## Directions for this task
List the lines of this listing that hold the word "December".

==============================

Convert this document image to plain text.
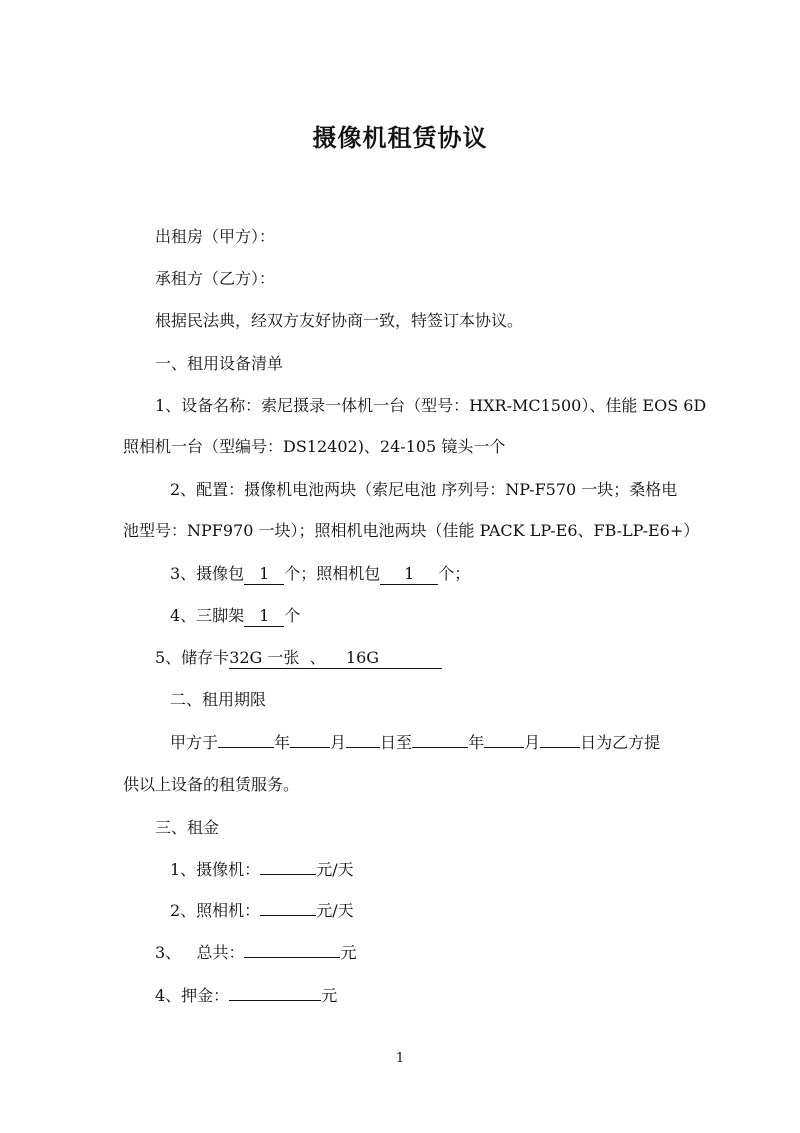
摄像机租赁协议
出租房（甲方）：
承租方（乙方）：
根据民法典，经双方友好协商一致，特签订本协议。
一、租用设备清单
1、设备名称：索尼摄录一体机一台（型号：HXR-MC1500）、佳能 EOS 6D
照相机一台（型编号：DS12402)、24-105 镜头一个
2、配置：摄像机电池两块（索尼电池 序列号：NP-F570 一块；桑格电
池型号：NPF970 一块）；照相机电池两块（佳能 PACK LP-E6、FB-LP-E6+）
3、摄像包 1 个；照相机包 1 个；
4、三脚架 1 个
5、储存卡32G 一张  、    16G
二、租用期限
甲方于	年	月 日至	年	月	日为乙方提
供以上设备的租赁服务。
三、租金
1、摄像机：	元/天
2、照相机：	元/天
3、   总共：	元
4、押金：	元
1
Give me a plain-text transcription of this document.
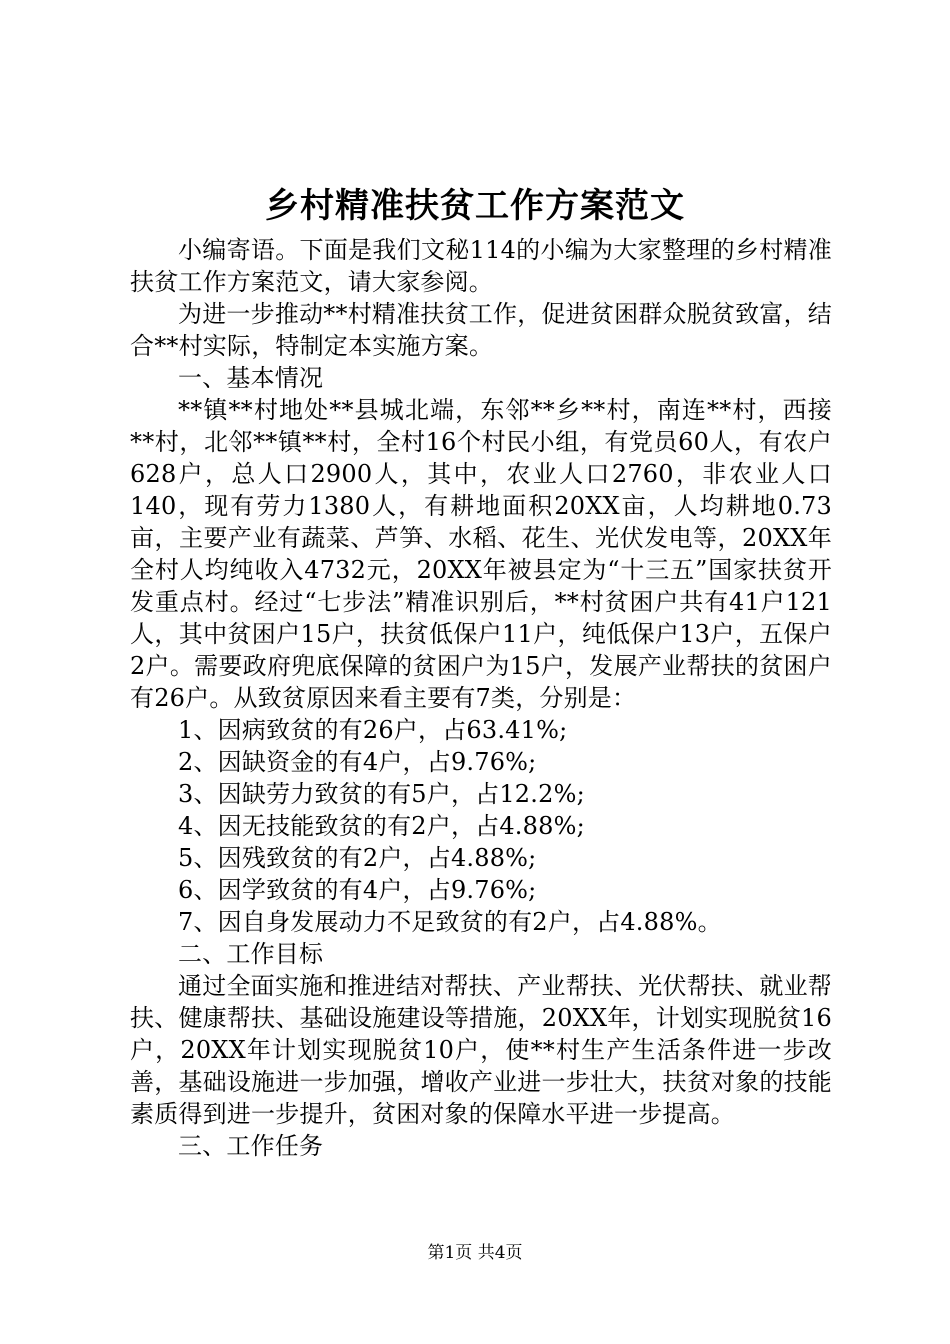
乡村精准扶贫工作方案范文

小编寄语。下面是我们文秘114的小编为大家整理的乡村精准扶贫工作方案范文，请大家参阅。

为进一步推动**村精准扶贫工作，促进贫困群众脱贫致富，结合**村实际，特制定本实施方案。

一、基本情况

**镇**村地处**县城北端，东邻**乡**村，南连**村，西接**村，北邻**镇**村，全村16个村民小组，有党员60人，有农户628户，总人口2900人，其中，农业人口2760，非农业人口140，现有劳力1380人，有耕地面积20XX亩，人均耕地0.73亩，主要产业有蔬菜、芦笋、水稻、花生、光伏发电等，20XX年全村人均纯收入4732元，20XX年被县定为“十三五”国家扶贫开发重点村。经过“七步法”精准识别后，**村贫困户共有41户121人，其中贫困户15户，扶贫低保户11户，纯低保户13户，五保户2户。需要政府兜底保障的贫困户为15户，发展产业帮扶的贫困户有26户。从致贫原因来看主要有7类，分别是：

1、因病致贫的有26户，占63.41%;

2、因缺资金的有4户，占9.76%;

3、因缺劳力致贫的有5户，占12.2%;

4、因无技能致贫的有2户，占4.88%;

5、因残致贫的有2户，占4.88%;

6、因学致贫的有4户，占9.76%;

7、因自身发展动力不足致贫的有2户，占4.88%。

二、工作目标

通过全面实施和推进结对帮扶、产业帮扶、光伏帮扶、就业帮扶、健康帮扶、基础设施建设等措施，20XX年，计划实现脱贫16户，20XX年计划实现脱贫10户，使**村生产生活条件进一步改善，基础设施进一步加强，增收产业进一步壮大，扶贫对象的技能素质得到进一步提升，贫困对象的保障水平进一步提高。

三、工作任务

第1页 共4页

==============================

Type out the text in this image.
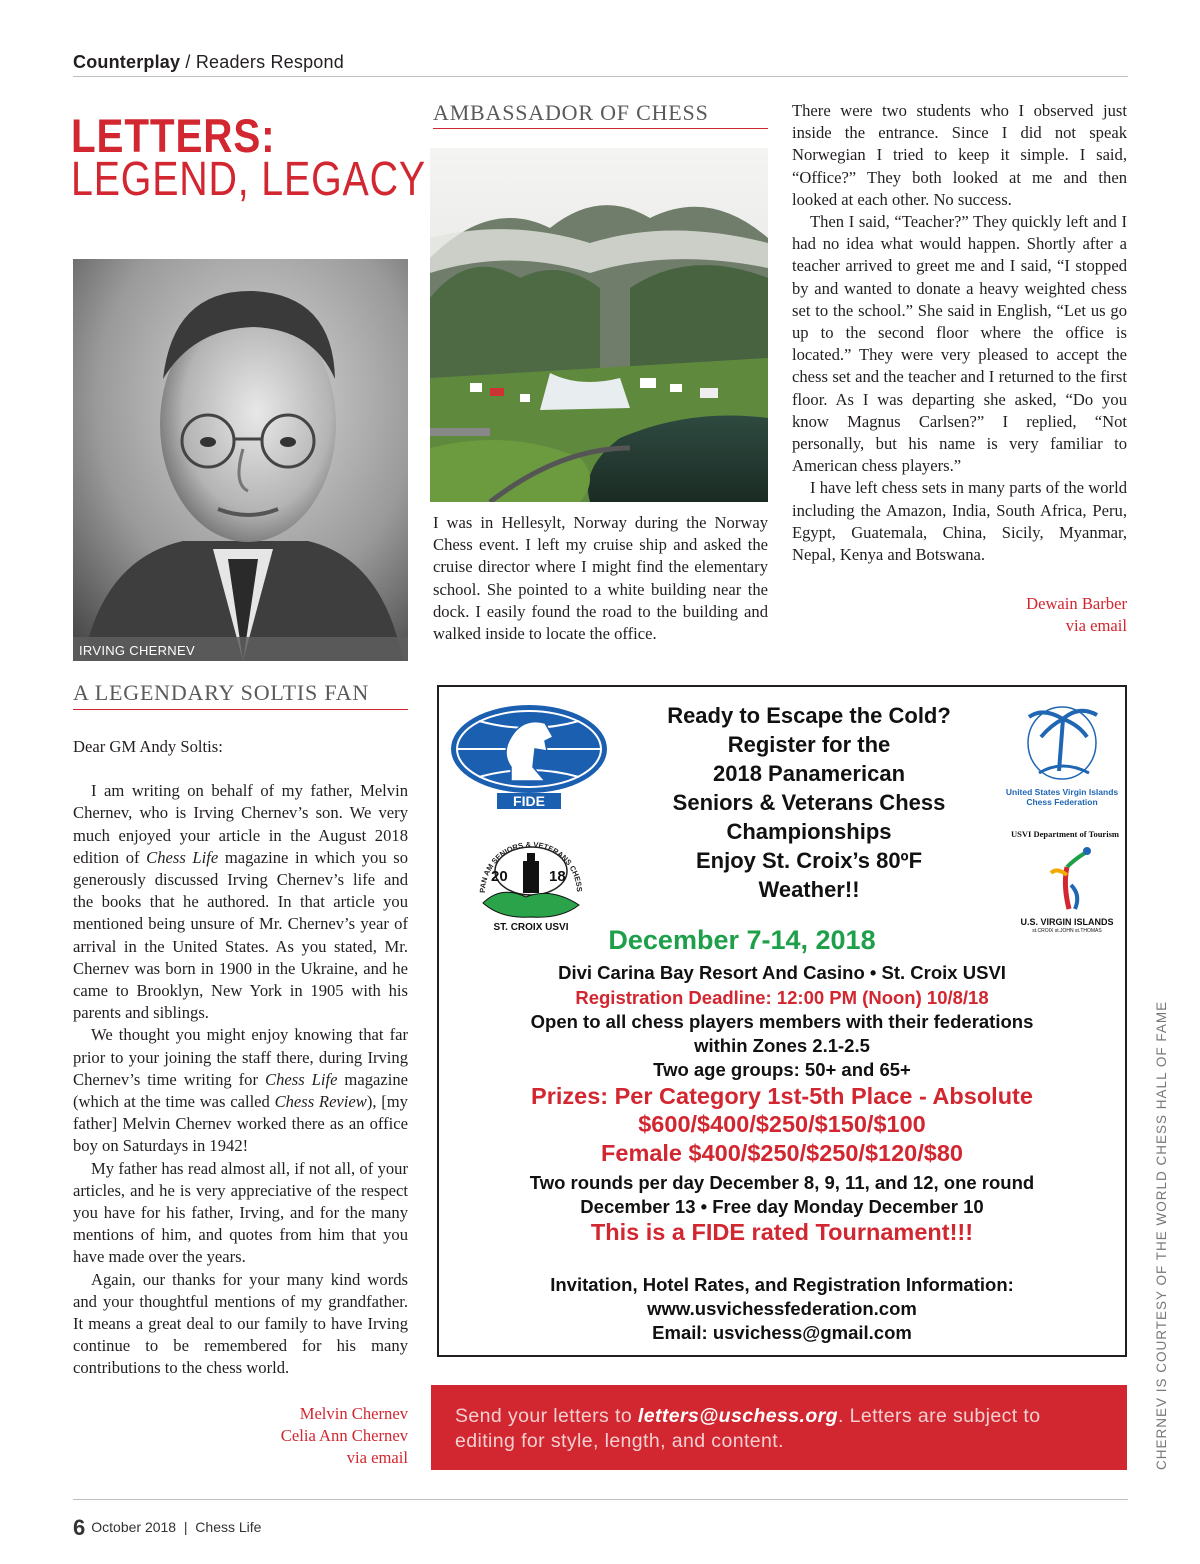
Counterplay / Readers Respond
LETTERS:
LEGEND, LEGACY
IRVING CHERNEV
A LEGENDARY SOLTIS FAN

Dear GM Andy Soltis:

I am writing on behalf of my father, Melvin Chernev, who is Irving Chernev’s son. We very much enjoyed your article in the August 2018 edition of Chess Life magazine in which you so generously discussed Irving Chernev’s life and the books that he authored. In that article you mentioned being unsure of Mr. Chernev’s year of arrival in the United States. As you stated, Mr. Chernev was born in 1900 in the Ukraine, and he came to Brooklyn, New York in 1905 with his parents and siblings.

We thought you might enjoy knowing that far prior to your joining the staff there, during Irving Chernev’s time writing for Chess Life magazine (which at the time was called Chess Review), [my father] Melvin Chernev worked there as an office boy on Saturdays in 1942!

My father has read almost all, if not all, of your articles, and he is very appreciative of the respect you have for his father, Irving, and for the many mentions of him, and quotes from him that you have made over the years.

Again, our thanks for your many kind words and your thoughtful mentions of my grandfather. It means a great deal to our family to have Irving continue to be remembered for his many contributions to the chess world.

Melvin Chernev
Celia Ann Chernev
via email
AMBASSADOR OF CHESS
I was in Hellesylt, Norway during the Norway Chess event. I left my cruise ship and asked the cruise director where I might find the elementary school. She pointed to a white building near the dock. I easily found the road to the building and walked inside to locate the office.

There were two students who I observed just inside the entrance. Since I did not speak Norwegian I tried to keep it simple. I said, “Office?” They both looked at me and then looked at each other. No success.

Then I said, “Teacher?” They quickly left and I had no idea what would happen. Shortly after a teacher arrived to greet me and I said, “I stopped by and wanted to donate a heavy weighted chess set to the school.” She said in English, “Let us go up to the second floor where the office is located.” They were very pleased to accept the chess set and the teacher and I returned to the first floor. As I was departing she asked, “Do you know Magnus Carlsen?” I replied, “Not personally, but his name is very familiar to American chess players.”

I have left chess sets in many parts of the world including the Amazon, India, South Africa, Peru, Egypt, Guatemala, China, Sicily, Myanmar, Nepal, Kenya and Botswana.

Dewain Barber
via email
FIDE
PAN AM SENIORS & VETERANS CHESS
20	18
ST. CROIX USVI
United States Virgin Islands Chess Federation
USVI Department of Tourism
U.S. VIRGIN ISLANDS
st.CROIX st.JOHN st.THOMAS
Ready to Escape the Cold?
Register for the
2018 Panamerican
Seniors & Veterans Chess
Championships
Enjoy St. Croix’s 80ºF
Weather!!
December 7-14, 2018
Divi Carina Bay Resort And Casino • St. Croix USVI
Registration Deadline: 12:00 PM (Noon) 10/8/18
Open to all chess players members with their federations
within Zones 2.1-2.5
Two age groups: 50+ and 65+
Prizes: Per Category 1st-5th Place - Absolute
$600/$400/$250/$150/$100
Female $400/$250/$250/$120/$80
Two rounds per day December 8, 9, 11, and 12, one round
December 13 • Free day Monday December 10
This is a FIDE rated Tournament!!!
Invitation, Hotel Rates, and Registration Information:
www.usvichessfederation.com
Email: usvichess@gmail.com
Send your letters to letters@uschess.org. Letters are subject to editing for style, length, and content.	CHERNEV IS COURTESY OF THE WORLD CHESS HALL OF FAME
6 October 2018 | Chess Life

==============================

## Exercise response
December 7-14, 2018
Two rounds per day December 8, 9, 11, and 12, one round
December 13 • Free day Monday December 10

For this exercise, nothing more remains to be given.